=== EXERCISE AIM ===
For each line below that contains the string "JSON", copy that line.

───── INFORMATION SUPPLIED

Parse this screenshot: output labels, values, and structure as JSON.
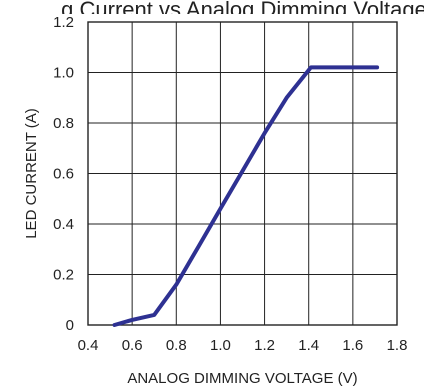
{
  "title_fragment": "g Current vs Analog Dimming Voltage",
  "chart_data": {
    "type": "line",
    "xlabel": "ANALOG DIMMING VOLTAGE (V)",
    "ylabel": "LED CURRENT (A)",
    "xlim": [
      0.4,
      1.8
    ],
    "ylim": [
      0,
      1.2
    ],
    "xticks": [
      "0.4",
      "0.6",
      "0.8",
      "1.0",
      "1.2",
      "1.4",
      "1.6",
      "1.8"
    ],
    "yticks": [
      "0",
      "0.2",
      "0.4",
      "0.6",
      "0.8",
      "1.0",
      "1.2"
    ],
    "grid": true,
    "series": [
      {
        "color": "#2e3192",
        "x": [
          0.52,
          0.6,
          0.7,
          0.8,
          0.9,
          1.0,
          1.1,
          1.2,
          1.3,
          1.41,
          1.5,
          1.6,
          1.71
        ],
        "y": [
          0.0,
          0.02,
          0.04,
          0.16,
          0.31,
          0.46,
          0.61,
          0.76,
          0.9,
          1.02,
          1.02,
          1.02,
          1.02
        ]
      }
    ]
  }
}
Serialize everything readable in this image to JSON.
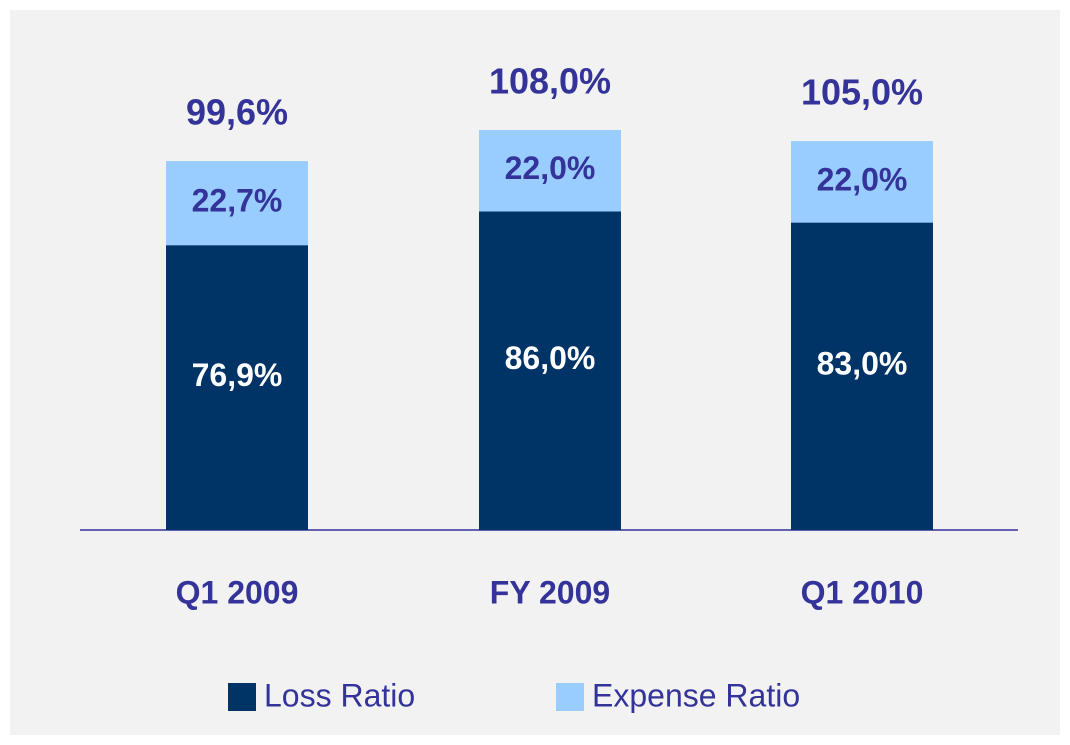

──────────

=== EXPECTED OUTPUT ===
Parse this screenshot: output labels, values, and structure as JSON.
Serialize everything readable in this image to JSON.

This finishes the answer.